## EXERCISE OBJECTIVE
Repeat the records below exactly, leaving out any pictures.

## RECORDS PROVIDED
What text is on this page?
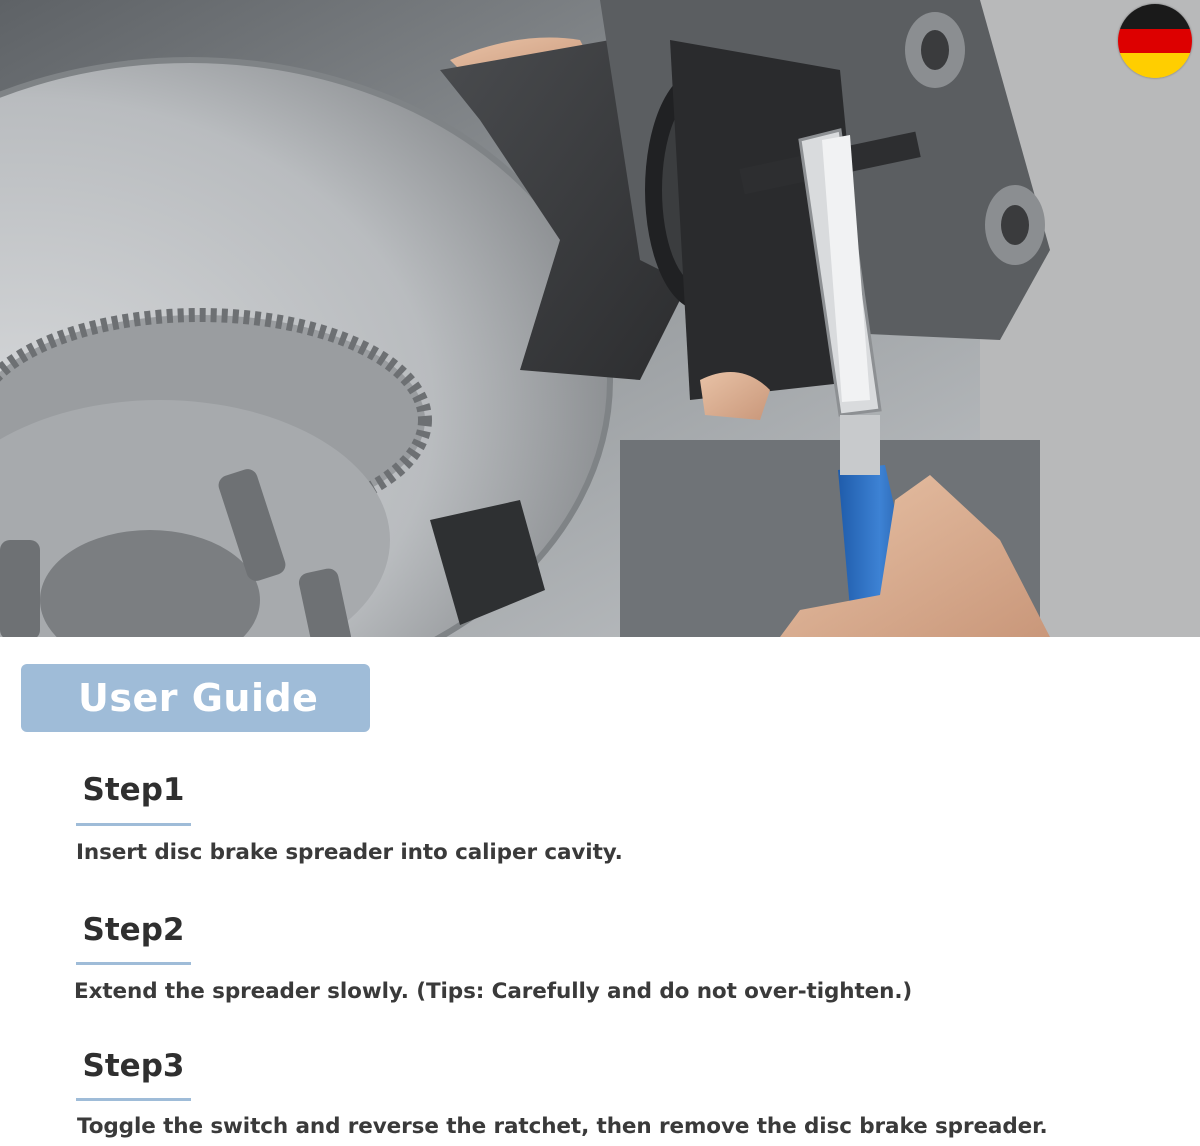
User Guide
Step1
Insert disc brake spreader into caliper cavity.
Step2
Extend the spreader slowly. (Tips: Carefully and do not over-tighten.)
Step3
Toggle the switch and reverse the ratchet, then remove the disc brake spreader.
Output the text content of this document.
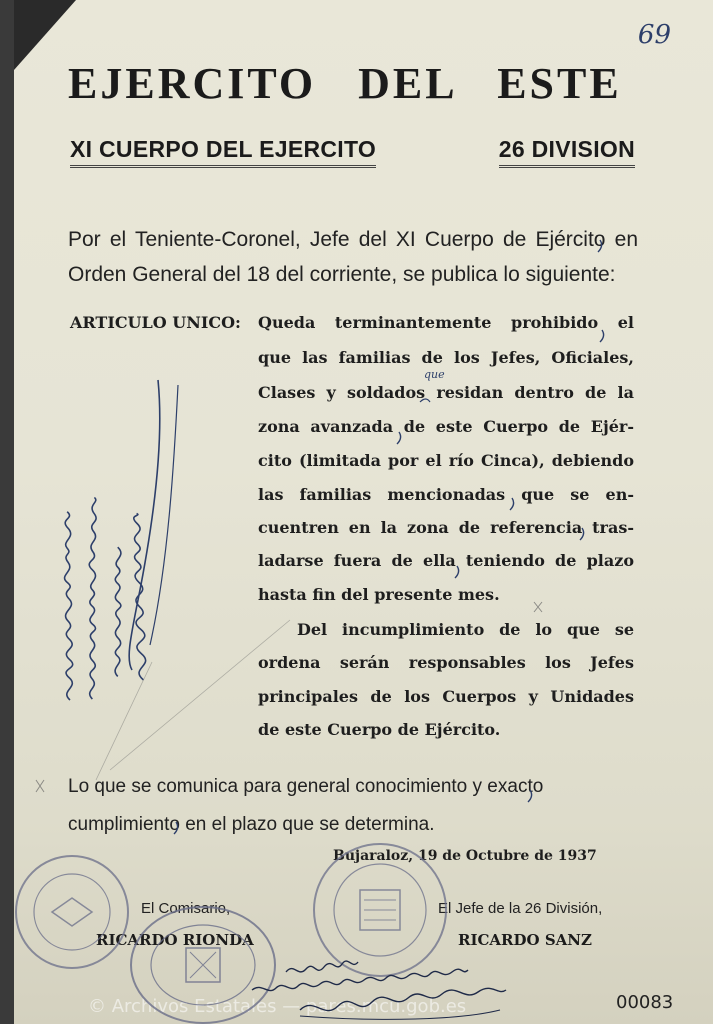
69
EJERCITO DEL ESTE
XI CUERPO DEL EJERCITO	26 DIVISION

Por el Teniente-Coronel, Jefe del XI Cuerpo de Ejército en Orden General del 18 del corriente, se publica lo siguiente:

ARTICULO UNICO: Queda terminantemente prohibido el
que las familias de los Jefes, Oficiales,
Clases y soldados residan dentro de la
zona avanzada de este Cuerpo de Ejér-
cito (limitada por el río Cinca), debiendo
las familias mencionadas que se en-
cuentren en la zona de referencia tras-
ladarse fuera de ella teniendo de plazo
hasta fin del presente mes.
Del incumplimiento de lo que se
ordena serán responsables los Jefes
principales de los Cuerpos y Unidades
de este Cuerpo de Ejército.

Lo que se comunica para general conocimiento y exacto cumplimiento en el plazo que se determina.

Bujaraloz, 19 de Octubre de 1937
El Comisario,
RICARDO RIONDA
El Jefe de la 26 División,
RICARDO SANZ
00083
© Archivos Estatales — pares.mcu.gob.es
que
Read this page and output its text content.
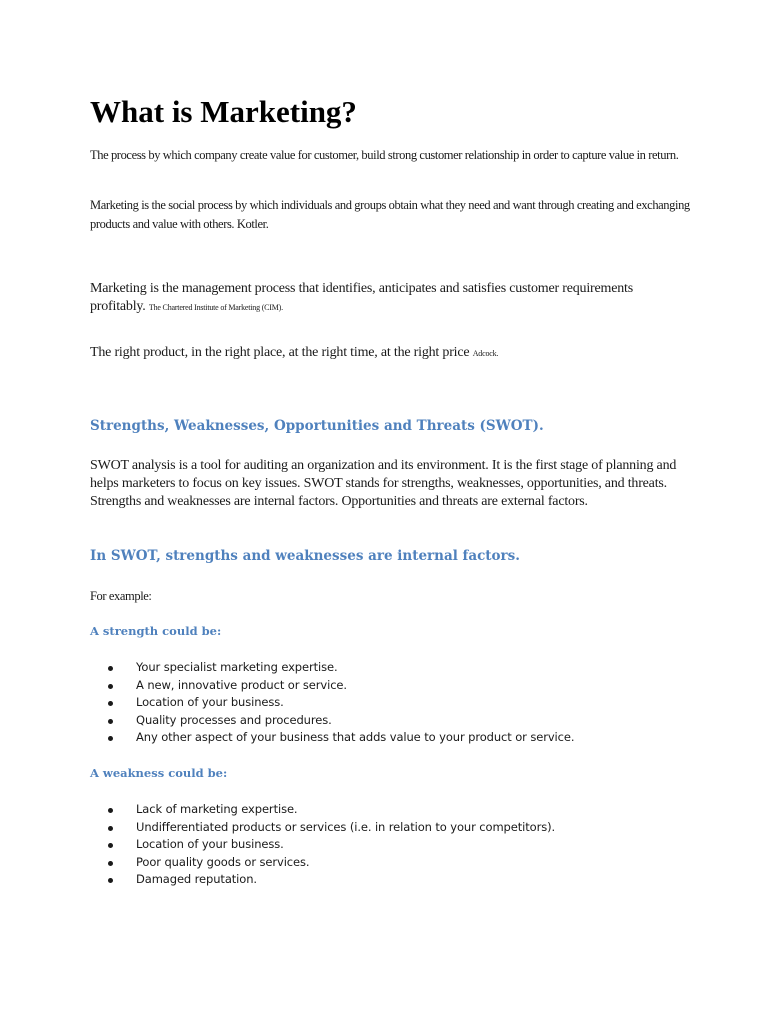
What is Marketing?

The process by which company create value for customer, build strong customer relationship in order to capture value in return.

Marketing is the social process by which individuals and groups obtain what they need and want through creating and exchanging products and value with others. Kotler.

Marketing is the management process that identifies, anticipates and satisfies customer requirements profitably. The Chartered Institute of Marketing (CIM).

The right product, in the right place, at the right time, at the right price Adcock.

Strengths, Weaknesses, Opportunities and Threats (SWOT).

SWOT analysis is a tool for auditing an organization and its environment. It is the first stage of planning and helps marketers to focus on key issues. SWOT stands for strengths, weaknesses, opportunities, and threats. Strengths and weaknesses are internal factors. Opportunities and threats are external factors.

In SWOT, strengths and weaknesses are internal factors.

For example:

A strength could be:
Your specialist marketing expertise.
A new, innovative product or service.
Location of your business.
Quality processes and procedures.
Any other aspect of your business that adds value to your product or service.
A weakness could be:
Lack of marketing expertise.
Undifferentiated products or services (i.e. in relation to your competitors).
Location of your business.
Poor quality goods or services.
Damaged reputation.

## RESULT OF THIS EXERCISE
What text is on this page?
User Guide
Step1
Insert disc brake spreader into caliper cavity.
Step2
Extend the spreader slowly. (Tips: Carefully and do not over-tighten.)
Step3
Toggle the switch and reverse the ratchet, then remove the disc brake spreader.
Output the text content of this document.
69
EJERCITO DEL ESTE
XI CUERPO DEL EJERCITO	26 DIVISION

Por el Teniente-Coronel, Jefe del XI Cuerpo de Ejército en Orden General del 18 del corriente, se publica lo siguiente:

ARTICULO UNICO: Queda terminantemente prohibido el
que las familias de los Jefes, Oficiales,
Clases y soldados residan dentro de la
zona avanzada de este Cuerpo de Ejér-
cito (limitada por el río Cinca), debiendo
las familias mencionadas que se en-
cuentren en la zona de referencia tras-
ladarse fuera de ella teniendo de plazo
hasta fin del presente mes.
Del incumplimiento de lo que se
ordena serán responsables los Jefes
principales de los Cuerpos y Unidades
de este Cuerpo de Ejército.

Lo que se comunica para general conocimiento y exacto cumplimiento en el plazo que se determina.

Bujaraloz, 19 de Octubre de 1937
El Comisario,
RICARDO RIONDA
El Jefe de la 26 División,
RICARDO SANZ
00083
© Archivos Estatales — pares.mcu.gob.es
que
Read this page and output its text content.
What is Marketing?

The process by which company create value for customer, build strong customer relationship in order to capture value in return.

Marketing is the social process by which individuals and groups obtain what they need and want through creating and exchanging products and value with others. Kotler.

Marketing is the management process that identifies, anticipates and satisfies customer requirements profitably. The Chartered Institute of Marketing (CIM).

The right product, in the right place, at the right time, at the right price Adcock.

Strengths, Weaknesses, Opportunities and Threats (SWOT).

SWOT analysis is a tool for auditing an organization and its environment. It is the first stage of planning and helps marketers to focus on key issues. SWOT stands for strengths, weaknesses, opportunities, and threats. Strengths and weaknesses are internal factors. Opportunities and threats are external factors.

In SWOT, strengths and weaknesses are internal factors.

For example:

A strength could be:
Your specialist marketing expertise.
A new, innovative product or service.
Location of your business.
Quality processes and procedures.
Any other aspect of your business that adds value to your product or service.
A weakness could be:
Lack of marketing expertise.
Undifferentiated products or services (i.e. in relation to your competitors).
Location of your business.
Poor quality goods or services.
Damaged reputation.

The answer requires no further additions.